BRIEF: Pictures don't belong in the copy; print all the records exactly.

[Stored items]
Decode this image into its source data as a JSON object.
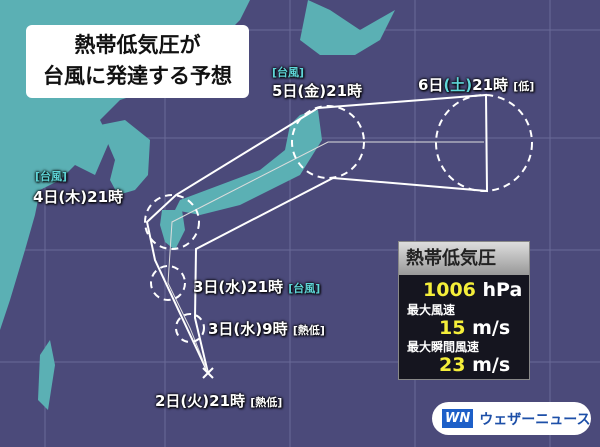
{
  "title": {
    "line1": "熱帯低気圧が",
    "line2": "台風に発達する予想"
  },
  "forecast_points": [
    {
      "date": "2日(火)21時",
      "status": "[熱低]"
    },
    {
      "date": "3日(水)9時",
      "status": "[熱低]"
    },
    {
      "date": "3日(水)21時",
      "status": "[台風]"
    },
    {
      "date": "4日(木)21時",
      "status": "[台風]"
    },
    {
      "date": "5日(金)21時",
      "status": "[台風]"
    },
    {
      "date_prefix": "6日",
      "date_day": "(土)",
      "date_suffix": "21時",
      "status": "[低]"
    }
  ],
  "info": {
    "header": "熱帯低気圧",
    "pressure": "1006",
    "pressure_unit": "hPa",
    "max_wind_label": "最大風速",
    "max_wind": "15",
    "max_wind_unit": "m/s",
    "max_gust_label": "最大瞬間風速",
    "max_gust": "23",
    "gust_unit": "m/s"
  },
  "logo": {
    "mark": "WN",
    "name": "ウェザーニュース"
  },
  "colors": {
    "sea": "#4b4a7a",
    "land": "#5bb0b4",
    "typhoon_tag": "#5fd6d8",
    "value": "#f4ee3a"
  }
}
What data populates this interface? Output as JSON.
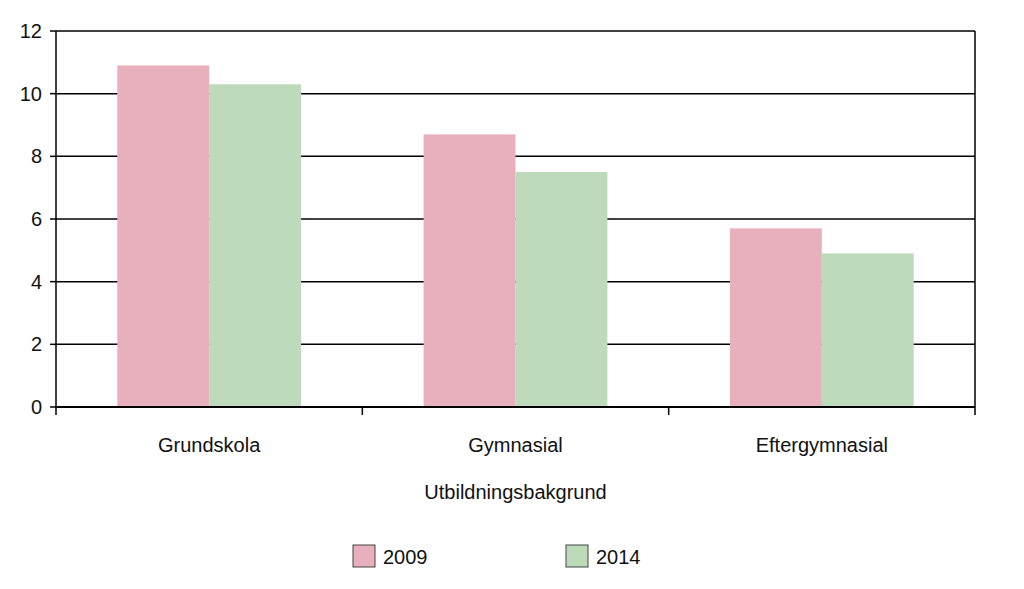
{
  "chart_data": {
    "type": "bar",
    "categories": [
      "Grundskola",
      "Gymnasial",
      "Eftergymnasial"
    ],
    "x_label": "Utbildningsbakgrund",
    "series": [
      {
        "name": "2009",
        "color": "#e8b0bc",
        "values": [
          10.9,
          8.7,
          5.7
        ]
      },
      {
        "name": "2014",
        "color": "#bddbbb",
        "values": [
          10.3,
          7.5,
          4.9
        ]
      }
    ],
    "ylim": [
      0,
      12
    ],
    "yticks": [
      0,
      2,
      4,
      6,
      8,
      10,
      12
    ],
    "grid": true,
    "legend": "bottom"
  }
}
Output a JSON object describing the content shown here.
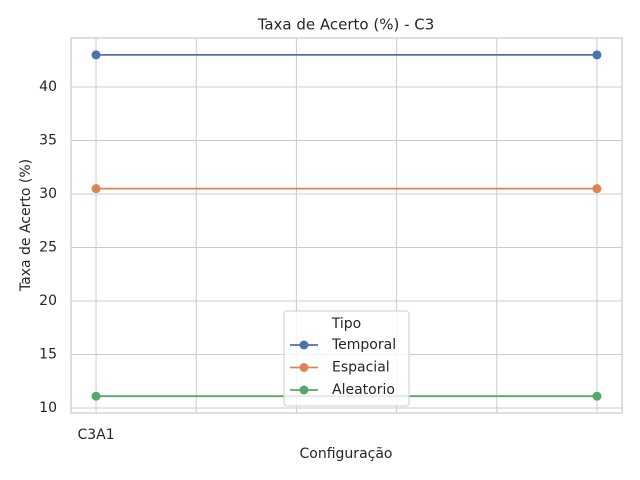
{
  "chart_data": {
    "type": "line",
    "title": "Taxa de Acerto (%) - C3",
    "xlabel": "Configuração",
    "ylabel": "Taxa de Acerto (%)",
    "x": [
      0,
      1
    ],
    "xlim": [
      -0.05,
      1.05
    ],
    "xticks": [
      {
        "value": 0,
        "label": "C3A1"
      },
      {
        "value": 0.2,
        "label": null
      },
      {
        "value": 0.4,
        "label": null
      },
      {
        "value": 0.6,
        "label": null
      },
      {
        "value": 0.8,
        "label": null
      },
      {
        "value": 1,
        "label": null
      }
    ],
    "ylim": [
      9.53,
      44.58
    ],
    "yticks": [
      10,
      15,
      20,
      25,
      30,
      35,
      40
    ],
    "grid": true,
    "legend_title": "Tipo",
    "legend_loc": "lower center",
    "series": [
      {
        "name": "Temporal",
        "color": "#4c72b0",
        "values": [
          43.0,
          43.0
        ]
      },
      {
        "name": "Espacial",
        "color": "#dd8452",
        "values": [
          30.5,
          30.5
        ]
      },
      {
        "name": "Aleatorio",
        "color": "#55a868",
        "values": [
          11.1,
          11.1
        ]
      }
    ]
  }
}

CORRECT ANSWER:
Decode this image into its source data as a JSON object.
{
  "title": {
    "line1": "熱帯低気圧が",
    "line2": "台風に発達する予想"
  },
  "forecast_points": [
    {
      "date": "2日(火)21時",
      "status": "[熱低]"
    },
    {
      "date": "3日(水)9時",
      "status": "[熱低]"
    },
    {
      "date": "3日(水)21時",
      "status": "[台風]"
    },
    {
      "date": "4日(木)21時",
      "status": "[台風]"
    },
    {
      "date": "5日(金)21時",
      "status": "[台風]"
    },
    {
      "date_prefix": "6日",
      "date_day": "(土)",
      "date_suffix": "21時",
      "status": "[低]"
    }
  ],
  "info": {
    "header": "熱帯低気圧",
    "pressure": "1006",
    "pressure_unit": "hPa",
    "max_wind_label": "最大風速",
    "max_wind": "15",
    "max_wind_unit": "m/s",
    "max_gust_label": "最大瞬間風速",
    "max_gust": "23",
    "gust_unit": "m/s"
  },
  "logo": {
    "mark": "WN",
    "name": "ウェザーニュース"
  },
  "colors": {
    "sea": "#4b4a7a",
    "land": "#5bb0b4",
    "typhoon_tag": "#5fd6d8",
    "value": "#f4ee3a"
  }
}
What data populates this interface? Output as JSON.
{
  "chart_data": {
    "type": "bar",
    "categories": [
      "Grundskola",
      "Gymnasial",
      "Eftergymnasial"
    ],
    "x_label": "Utbildningsbakgrund",
    "series": [
      {
        "name": "2009",
        "color": "#e8b0bc",
        "values": [
          10.9,
          8.7,
          5.7
        ]
      },
      {
        "name": "2014",
        "color": "#bddbbb",
        "values": [
          10.3,
          7.5,
          4.9
        ]
      }
    ],
    "ylim": [
      0,
      12
    ],
    "yticks": [
      0,
      2,
      4,
      6,
      8,
      10,
      12
    ],
    "grid": true,
    "legend": "bottom"
  }
}
Output a JSON object describing the content shown here.
{
  "chart_data": {
    "type": "line",
    "title": "Taxa de Acerto (%) - C3",
    "xlabel": "Configuração",
    "ylabel": "Taxa de Acerto (%)",
    "x": [
      0,
      1
    ],
    "xlim": [
      -0.05,
      1.05
    ],
    "xticks": [
      {
        "value": 0,
        "label": "C3A1"
      },
      {
        "value": 0.2,
        "label": null
      },
      {
        "value": 0.4,
        "label": null
      },
      {
        "value": 0.6,
        "label": null
      },
      {
        "value": 0.8,
        "label": null
      },
      {
        "value": 1,
        "label": null
      }
    ],
    "ylim": [
      9.53,
      44.58
    ],
    "yticks": [
      10,
      15,
      20,
      25,
      30,
      35,
      40
    ],
    "grid": true,
    "legend_title": "Tipo",
    "legend_loc": "lower center",
    "series": [
      {
        "name": "Temporal",
        "color": "#4c72b0",
        "values": [
          43.0,
          43.0
        ]
      },
      {
        "name": "Espacial",
        "color": "#dd8452",
        "values": [
          30.5,
          30.5
        ]
      },
      {
        "name": "Aleatorio",
        "color": "#55a868",
        "values": [
          11.1,
          11.1
        ]
      }
    ]
  }
}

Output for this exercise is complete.